_Data excerpts_
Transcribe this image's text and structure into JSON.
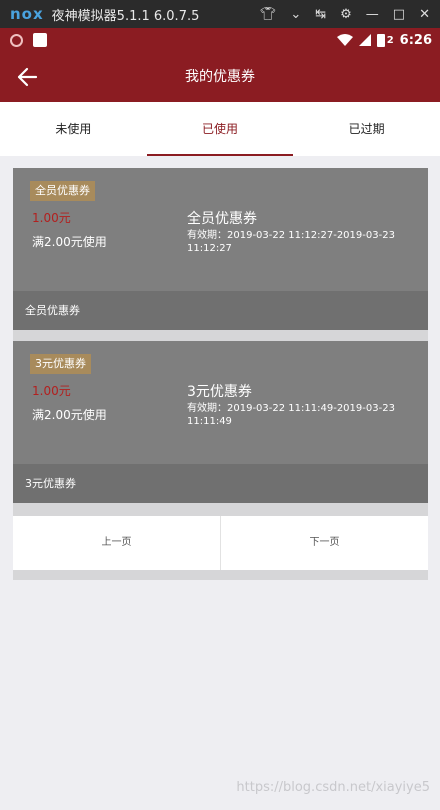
{
  "emulator": {
    "logo": "nox",
    "title": "夜神模拟器5.1.1 6.0.7.5",
    "controls": [
      "shirt-icon",
      "chevron-down-icon",
      "pin-icon",
      "gear-icon",
      "minimize-icon",
      "maximize-icon",
      "close-icon"
    ]
  },
  "status_bar": {
    "time": "6:26",
    "battery_label": "2",
    "bg_color": "#8b1c22"
  },
  "header": {
    "title": "我的优惠券",
    "accent_color": "#8b1c22"
  },
  "tabs": [
    {
      "label": "未使用",
      "active": false
    },
    {
      "label": "已使用",
      "active": true
    },
    {
      "label": "已过期",
      "active": false
    }
  ],
  "coupons": [
    {
      "badge": "全员优惠券",
      "amount": "1.00元",
      "condition": "满2.00元使用",
      "name": "全员优惠券",
      "validity": "有效期：2019-03-22 11:12:27-2019-03-23 11:12:27",
      "footer": "全员优惠券"
    },
    {
      "badge": "3元优惠券",
      "amount": "1.00元",
      "condition": "满2.00元使用",
      "name": "3元优惠券",
      "validity": "有效期：2019-03-22 11:11:49-2019-03-23 11:11:49",
      "footer": "3元优惠券"
    }
  ],
  "pager": {
    "prev": "上一页",
    "next": "下一页"
  },
  "watermark": "https://blog.csdn.net/xiayiye5"
}
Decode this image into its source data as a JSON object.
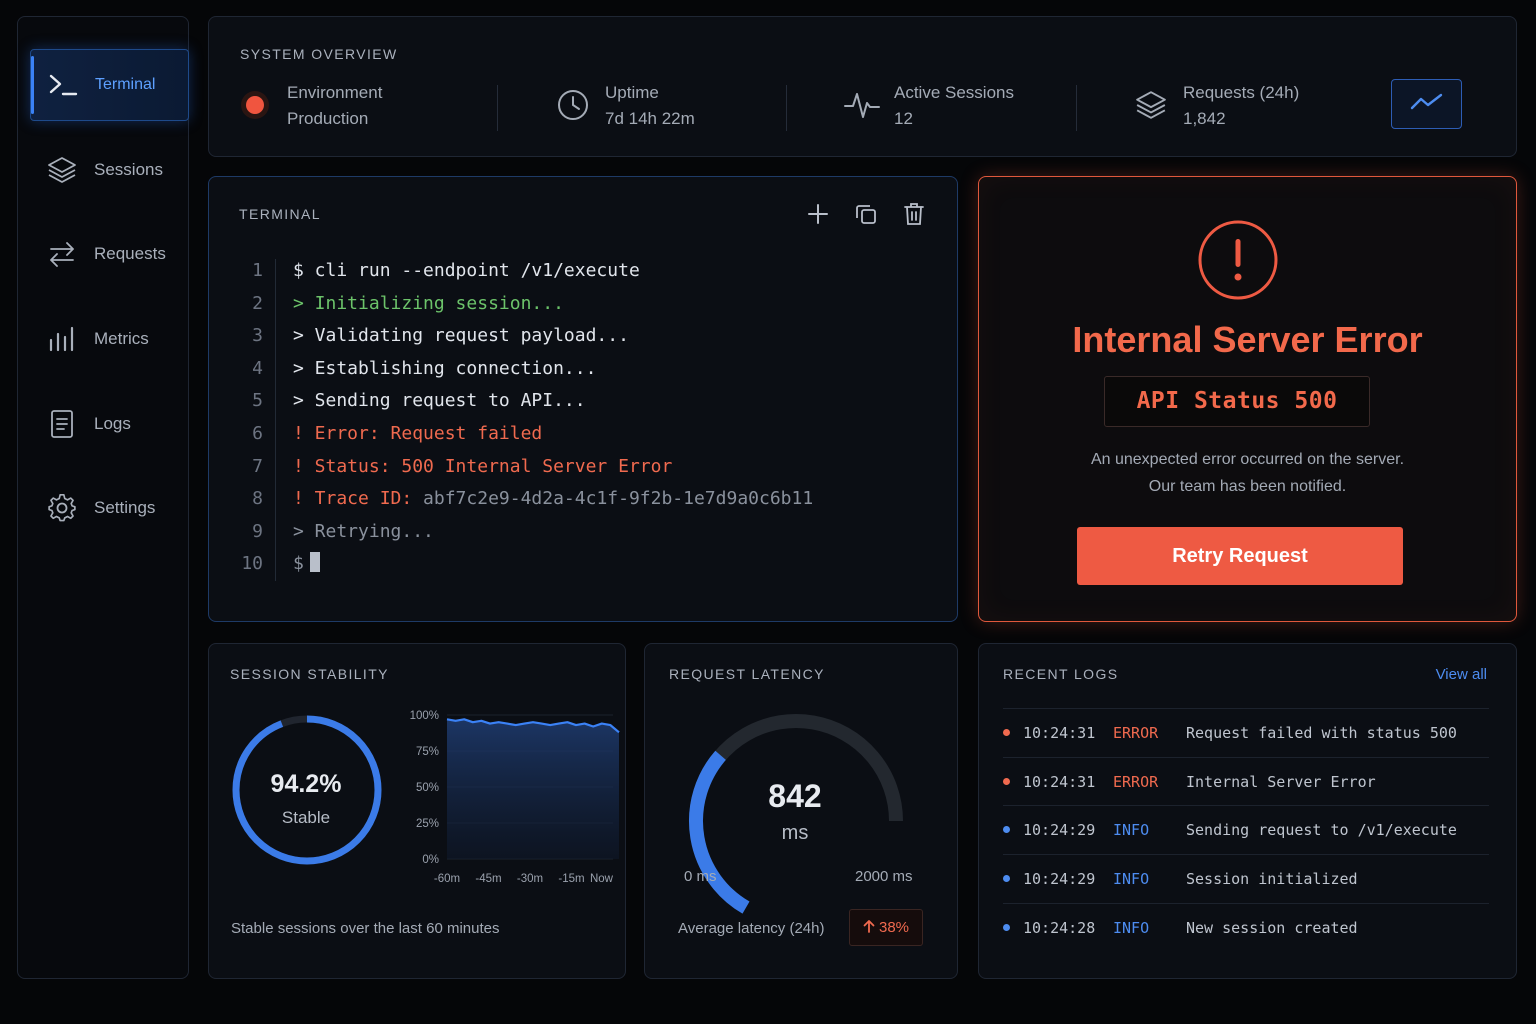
{
  "sidebar": {
    "items": [
      {
        "label": "Terminal",
        "icon": "terminal-icon",
        "active": true
      },
      {
        "label": "Sessions",
        "icon": "layers-icon"
      },
      {
        "label": "Requests",
        "icon": "arrows-exchange-icon"
      },
      {
        "label": "Metrics",
        "icon": "bar-chart-icon"
      },
      {
        "label": "Logs",
        "icon": "document-icon"
      },
      {
        "label": "Settings",
        "icon": "gear-icon"
      }
    ]
  },
  "overview": {
    "title": "SYSTEM OVERVIEW",
    "stats": [
      {
        "label": "Environment",
        "value": "Production",
        "icon": "status-dot-icon"
      },
      {
        "label": "Uptime",
        "value": "7d 14h 22m",
        "icon": "clock-icon"
      },
      {
        "label": "Active Sessions",
        "value": "12",
        "icon": "pulse-icon"
      },
      {
        "label": "Requests (24h)",
        "value": "1,842",
        "icon": "layers-icon"
      }
    ],
    "chart_button_icon": "trend-line-icon"
  },
  "terminal": {
    "title": "TERMINAL",
    "tools": [
      "plus-icon",
      "copy-icon",
      "trash-icon"
    ],
    "lines": [
      {
        "n": "1",
        "text": "$ cli run --endpoint /v1/execute",
        "style": "white"
      },
      {
        "n": "2",
        "text": "> Initializing session...",
        "style": "green"
      },
      {
        "n": "3",
        "text": "> Validating request payload...",
        "style": "white"
      },
      {
        "n": "4",
        "text": "> Establishing connection...",
        "style": "white"
      },
      {
        "n": "5",
        "text": "> Sending request to API...",
        "style": "white"
      },
      {
        "n": "6",
        "text": "! Error: Request failed",
        "style": "red"
      },
      {
        "n": "7",
        "text": "! Status: 500 Internal Server Error",
        "style": "red"
      },
      {
        "n": "8",
        "text_prefix": "! Trace ID: ",
        "text": "abf7c2e9-4d2a-4c1f-9f2b-1e7d9a0c6b11",
        "style": "trace"
      },
      {
        "n": "9",
        "text": "> Retrying...",
        "style": "dim"
      },
      {
        "n": "10",
        "text": "$",
        "style": "prompt"
      }
    ]
  },
  "error": {
    "title": "Internal Server Error",
    "status": "API Status 500",
    "message_line1": "An unexpected error occurred on the server.",
    "message_line2": "Our team has been notified.",
    "button": "Retry Request",
    "accent": "#ee5a43"
  },
  "stability": {
    "title": "SESSION STABILITY",
    "value": "94.2%",
    "value_fraction": 0.942,
    "label": "Stable",
    "footer": "Stable sessions over the last 60 minutes",
    "chart_data": {
      "type": "area",
      "x": [
        "-60m",
        "-45m",
        "-30m",
        "-15m",
        "Now"
      ],
      "y_ticks": [
        "100%",
        "75%",
        "50%",
        "25%",
        "0%"
      ],
      "ylim": [
        0,
        100
      ],
      "values": [
        97,
        96,
        97,
        95,
        96,
        94,
        95,
        94,
        93,
        94,
        95,
        94,
        93,
        94,
        95,
        93,
        94,
        92,
        94,
        93,
        88
      ],
      "color": "#3b82f6"
    }
  },
  "latency": {
    "title": "REQUEST LATENCY",
    "value": "842",
    "unit": "ms",
    "min_label": "0 ms",
    "max_label": "2000 ms",
    "min": 0,
    "max": 2000,
    "current": 842,
    "footer": "Average latency (24h)",
    "change": "38%",
    "change_icon": "arrow-up-icon"
  },
  "logs": {
    "title": "RECENT LOGS",
    "view_all": "View all",
    "rows": [
      {
        "time": "10:24:31",
        "level": "ERROR",
        "message": "Request failed with status 500"
      },
      {
        "time": "10:24:31",
        "level": "ERROR",
        "message": "Internal Server Error"
      },
      {
        "time": "10:24:29",
        "level": "INFO",
        "message": "Sending request to /v1/execute"
      },
      {
        "time": "10:24:29",
        "level": "INFO",
        "message": "Session initialized"
      },
      {
        "time": "10:24:28",
        "level": "INFO",
        "message": "New session created"
      }
    ],
    "colors": {
      "ERROR": "#f06a4f",
      "INFO": "#4d8cf0"
    }
  }
}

_Aim_
Skip the pictures and print each record exactly as it stands.

_Solution_
Transcribe this image's text and structure into JSON.
{
  "emulator": {
    "logo": "nox",
    "title": "夜神模拟器5.1.1 6.0.7.5",
    "controls": [
      "shirt-icon",
      "chevron-down-icon",
      "pin-icon",
      "gear-icon",
      "minimize-icon",
      "maximize-icon",
      "close-icon"
    ]
  },
  "status_bar": {
    "time": "6:26",
    "battery_label": "2",
    "bg_color": "#8b1c22"
  },
  "header": {
    "title": "我的优惠券",
    "accent_color": "#8b1c22"
  },
  "tabs": [
    {
      "label": "未使用",
      "active": false
    },
    {
      "label": "已使用",
      "active": true
    },
    {
      "label": "已过期",
      "active": false
    }
  ],
  "coupons": [
    {
      "badge": "全员优惠券",
      "amount": "1.00元",
      "condition": "满2.00元使用",
      "name": "全员优惠券",
      "validity": "有效期：2019-03-22 11:12:27-2019-03-23 11:12:27",
      "footer": "全员优惠券"
    },
    {
      "badge": "3元优惠券",
      "amount": "1.00元",
      "condition": "满2.00元使用",
      "name": "3元优惠券",
      "validity": "有效期：2019-03-22 11:11:49-2019-03-23 11:11:49",
      "footer": "3元优惠券"
    }
  ],
  "pager": {
    "prev": "上一页",
    "next": "下一页"
  },
  "watermark": "https://blog.csdn.net/xiayiye5"
}
Decode this image into its source data as a JSON object.
{
  "sidebar": {
    "items": [
      {
        "label": "Terminal",
        "icon": "terminal-icon",
        "active": true
      },
      {
        "label": "Sessions",
        "icon": "layers-icon"
      },
      {
        "label": "Requests",
        "icon": "arrows-exchange-icon"
      },
      {
        "label": "Metrics",
        "icon": "bar-chart-icon"
      },
      {
        "label": "Logs",
        "icon": "document-icon"
      },
      {
        "label": "Settings",
        "icon": "gear-icon"
      }
    ]
  },
  "overview": {
    "title": "SYSTEM OVERVIEW",
    "stats": [
      {
        "label": "Environment",
        "value": "Production",
        "icon": "status-dot-icon"
      },
      {
        "label": "Uptime",
        "value": "7d 14h 22m",
        "icon": "clock-icon"
      },
      {
        "label": "Active Sessions",
        "value": "12",
        "icon": "pulse-icon"
      },
      {
        "label": "Requests (24h)",
        "value": "1,842",
        "icon": "layers-icon"
      }
    ],
    "chart_button_icon": "trend-line-icon"
  },
  "terminal": {
    "title": "TERMINAL",
    "tools": [
      "plus-icon",
      "copy-icon",
      "trash-icon"
    ],
    "lines": [
      {
        "n": "1",
        "text": "$ cli run --endpoint /v1/execute",
        "style": "white"
      },
      {
        "n": "2",
        "text": "> Initializing session...",
        "style": "green"
      },
      {
        "n": "3",
        "text": "> Validating request payload...",
        "style": "white"
      },
      {
        "n": "4",
        "text": "> Establishing connection...",
        "style": "white"
      },
      {
        "n": "5",
        "text": "> Sending request to API...",
        "style": "white"
      },
      {
        "n": "6",
        "text": "! Error: Request failed",
        "style": "red"
      },
      {
        "n": "7",
        "text": "! Status: 500 Internal Server Error",
        "style": "red"
      },
      {
        "n": "8",
        "text_prefix": "! Trace ID: ",
        "text": "abf7c2e9-4d2a-4c1f-9f2b-1e7d9a0c6b11",
        "style": "trace"
      },
      {
        "n": "9",
        "text": "> Retrying...",
        "style": "dim"
      },
      {
        "n": "10",
        "text": "$",
        "style": "prompt"
      }
    ]
  },
  "error": {
    "title": "Internal Server Error",
    "status": "API Status 500",
    "message_line1": "An unexpected error occurred on the server.",
    "message_line2": "Our team has been notified.",
    "button": "Retry Request",
    "accent": "#ee5a43"
  },
  "stability": {
    "title": "SESSION STABILITY",
    "value": "94.2%",
    "value_fraction": 0.942,
    "label": "Stable",
    "footer": "Stable sessions over the last 60 minutes",
    "chart_data": {
      "type": "area",
      "x": [
        "-60m",
        "-45m",
        "-30m",
        "-15m",
        "Now"
      ],
      "y_ticks": [
        "100%",
        "75%",
        "50%",
        "25%",
        "0%"
      ],
      "ylim": [
        0,
        100
      ],
      "values": [
        97,
        96,
        97,
        95,
        96,
        94,
        95,
        94,
        93,
        94,
        95,
        94,
        93,
        94,
        95,
        93,
        94,
        92,
        94,
        93,
        88
      ],
      "color": "#3b82f6"
    }
  },
  "latency": {
    "title": "REQUEST LATENCY",
    "value": "842",
    "unit": "ms",
    "min_label": "0 ms",
    "max_label": "2000 ms",
    "min": 0,
    "max": 2000,
    "current": 842,
    "footer": "Average latency (24h)",
    "change": "38%",
    "change_icon": "arrow-up-icon"
  },
  "logs": {
    "title": "RECENT LOGS",
    "view_all": "View all",
    "rows": [
      {
        "time": "10:24:31",
        "level": "ERROR",
        "message": "Request failed with status 500"
      },
      {
        "time": "10:24:31",
        "level": "ERROR",
        "message": "Internal Server Error"
      },
      {
        "time": "10:24:29",
        "level": "INFO",
        "message": "Sending request to /v1/execute"
      },
      {
        "time": "10:24:29",
        "level": "INFO",
        "message": "Session initialized"
      },
      {
        "time": "10:24:28",
        "level": "INFO",
        "message": "New session created"
      }
    ],
    "colors": {
      "ERROR": "#f06a4f",
      "INFO": "#4d8cf0"
    }
  }
}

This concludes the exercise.